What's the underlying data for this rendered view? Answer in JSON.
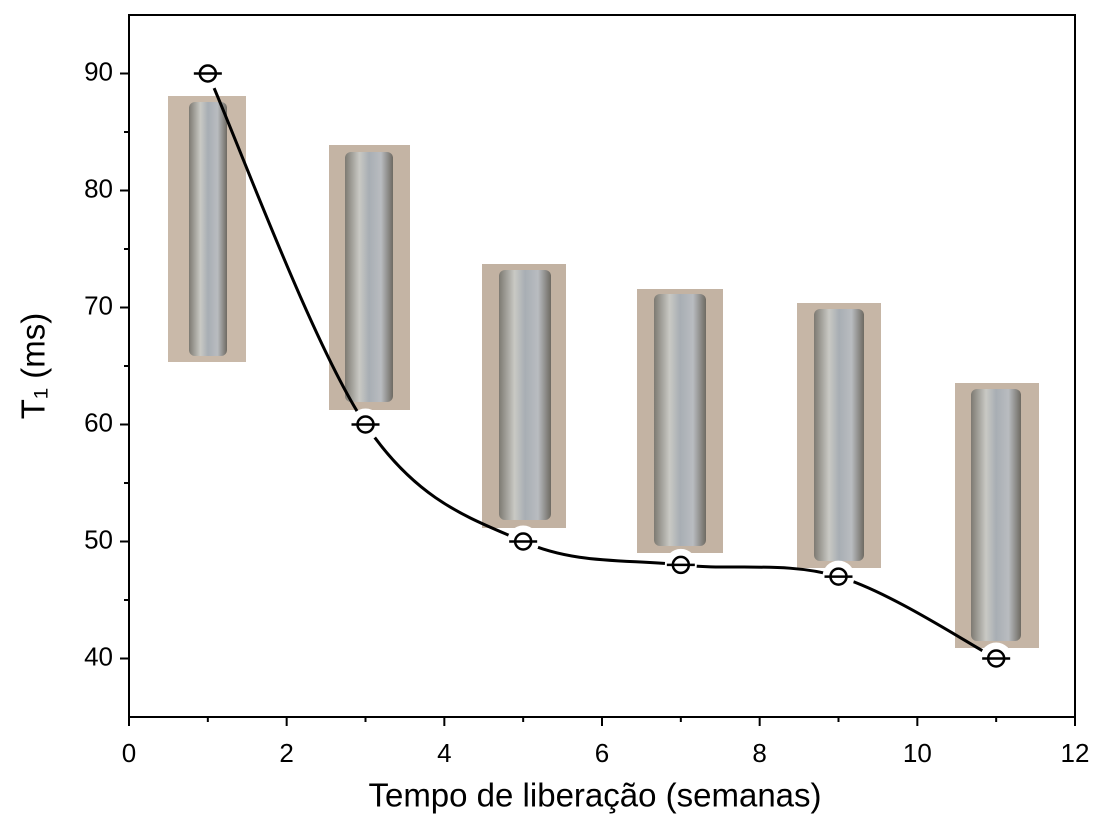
{
  "chart_data": {
    "type": "scatter",
    "x_label": "Tempo de liberação (semanas)",
    "y_label": "T₁ (ms)",
    "x": [
      1,
      3,
      5,
      7,
      9,
      11
    ],
    "values": [
      90,
      60,
      50,
      48,
      47,
      40
    ],
    "color": "#000000",
    "xlim": [
      0,
      12
    ],
    "xticks": [
      0,
      2,
      4,
      6,
      8,
      10,
      12
    ],
    "ylim": [
      35,
      95
    ],
    "yticks": [
      40,
      50,
      60,
      70,
      80,
      90
    ]
  }
}
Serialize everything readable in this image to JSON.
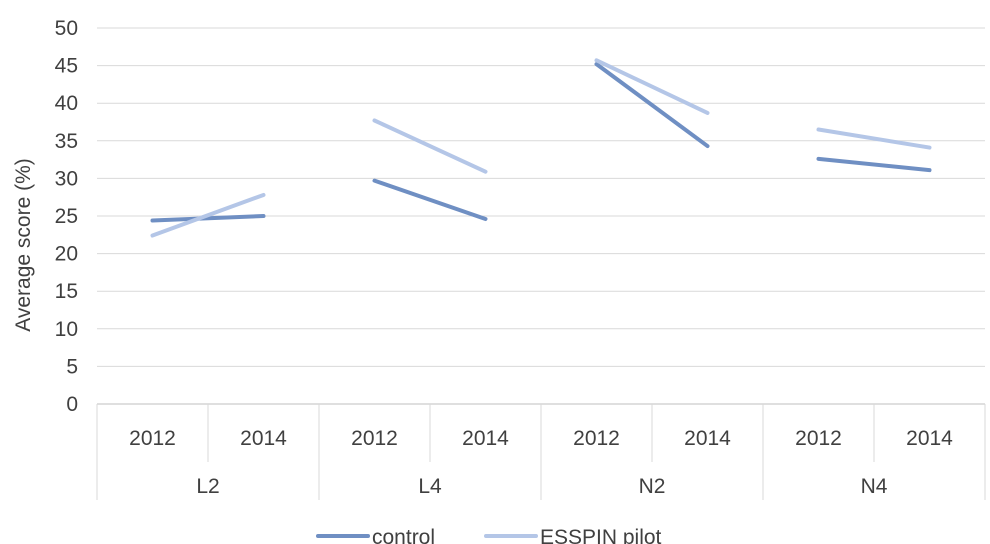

#### [To do]
Reproduce the whole listing word for word, setting aside any pictures.

#### [Response to the exercise]
What's the underlying data for this rendered view? Answer in JSON.
{
  "chart_data": {
    "type": "scatter",
    "x_label": "Tempo de liberação (semanas)",
    "y_label": "T₁ (ms)",
    "x": [
      1,
      3,
      5,
      7,
      9,
      11
    ],
    "values": [
      90,
      60,
      50,
      48,
      47,
      40
    ],
    "color": "#000000",
    "xlim": [
      0,
      12
    ],
    "xticks": [
      0,
      2,
      4,
      6,
      8,
      10,
      12
    ],
    "ylim": [
      35,
      95
    ],
    "yticks": [
      40,
      50,
      60,
      70,
      80,
      90
    ]
  }
}
Serialize everything readable in this image to JSON.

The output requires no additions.